-- START DATA LINES --
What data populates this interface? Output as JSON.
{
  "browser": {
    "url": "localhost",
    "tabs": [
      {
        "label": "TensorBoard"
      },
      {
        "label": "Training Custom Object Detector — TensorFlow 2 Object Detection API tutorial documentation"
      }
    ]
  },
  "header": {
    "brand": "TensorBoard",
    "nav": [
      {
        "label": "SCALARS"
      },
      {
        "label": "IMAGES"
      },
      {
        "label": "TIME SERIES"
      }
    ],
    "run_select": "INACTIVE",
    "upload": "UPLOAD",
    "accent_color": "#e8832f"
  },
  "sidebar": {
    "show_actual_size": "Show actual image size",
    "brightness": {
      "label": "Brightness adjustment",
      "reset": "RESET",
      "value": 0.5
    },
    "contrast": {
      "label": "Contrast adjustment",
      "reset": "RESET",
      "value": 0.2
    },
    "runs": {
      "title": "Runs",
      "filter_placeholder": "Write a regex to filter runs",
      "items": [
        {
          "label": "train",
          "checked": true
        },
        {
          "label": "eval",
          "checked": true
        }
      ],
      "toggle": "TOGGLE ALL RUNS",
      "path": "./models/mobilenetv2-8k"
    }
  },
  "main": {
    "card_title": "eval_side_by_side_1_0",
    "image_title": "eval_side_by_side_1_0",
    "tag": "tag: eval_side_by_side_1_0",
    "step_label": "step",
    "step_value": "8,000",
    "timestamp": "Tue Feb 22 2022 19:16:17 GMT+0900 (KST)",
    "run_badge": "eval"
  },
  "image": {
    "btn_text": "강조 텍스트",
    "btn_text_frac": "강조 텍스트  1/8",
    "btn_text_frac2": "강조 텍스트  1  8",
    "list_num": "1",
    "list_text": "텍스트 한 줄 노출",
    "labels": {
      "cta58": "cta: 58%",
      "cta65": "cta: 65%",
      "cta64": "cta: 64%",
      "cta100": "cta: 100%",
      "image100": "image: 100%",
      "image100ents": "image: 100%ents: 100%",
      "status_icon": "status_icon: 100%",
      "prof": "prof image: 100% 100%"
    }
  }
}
-- END DATA LINES --
WORK TO COMPLETE - In the entries above, find every line holding the word "TensorBoard" and copy it out.

TASK SOLUTION -
        "label": "TensorBoard"
    "brand": "TensorBoard",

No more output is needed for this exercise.